DIRECTIONS FOR THIS TASK: Check every line below for the word "非特异性免疫" and show those that hold it.

DATA SECTION:
%%
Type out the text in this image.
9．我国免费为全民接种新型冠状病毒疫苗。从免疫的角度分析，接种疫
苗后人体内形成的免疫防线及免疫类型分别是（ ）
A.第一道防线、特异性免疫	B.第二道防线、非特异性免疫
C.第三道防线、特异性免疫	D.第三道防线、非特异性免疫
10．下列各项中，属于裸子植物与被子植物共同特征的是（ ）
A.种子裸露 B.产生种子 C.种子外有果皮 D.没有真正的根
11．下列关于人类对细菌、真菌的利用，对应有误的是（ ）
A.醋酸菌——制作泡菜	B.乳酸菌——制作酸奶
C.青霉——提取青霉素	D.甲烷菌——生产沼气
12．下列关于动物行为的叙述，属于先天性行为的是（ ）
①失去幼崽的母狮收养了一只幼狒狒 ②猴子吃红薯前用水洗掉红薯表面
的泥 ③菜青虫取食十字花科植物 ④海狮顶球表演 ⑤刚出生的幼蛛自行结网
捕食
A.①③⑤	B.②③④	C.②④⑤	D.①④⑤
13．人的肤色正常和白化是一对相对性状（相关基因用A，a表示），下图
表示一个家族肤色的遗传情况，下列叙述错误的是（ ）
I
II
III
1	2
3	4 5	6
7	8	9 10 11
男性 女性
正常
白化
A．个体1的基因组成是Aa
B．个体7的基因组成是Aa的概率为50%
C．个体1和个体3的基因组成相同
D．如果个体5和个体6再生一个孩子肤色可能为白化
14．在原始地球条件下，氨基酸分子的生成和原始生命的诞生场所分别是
%%
EXPECTED ANSWER:
A.第一道防线、特异性免疫	B.第二道防线、非特异性免疫
C.第三道防线、特异性免疫	D.第三道防线、非特异性免疫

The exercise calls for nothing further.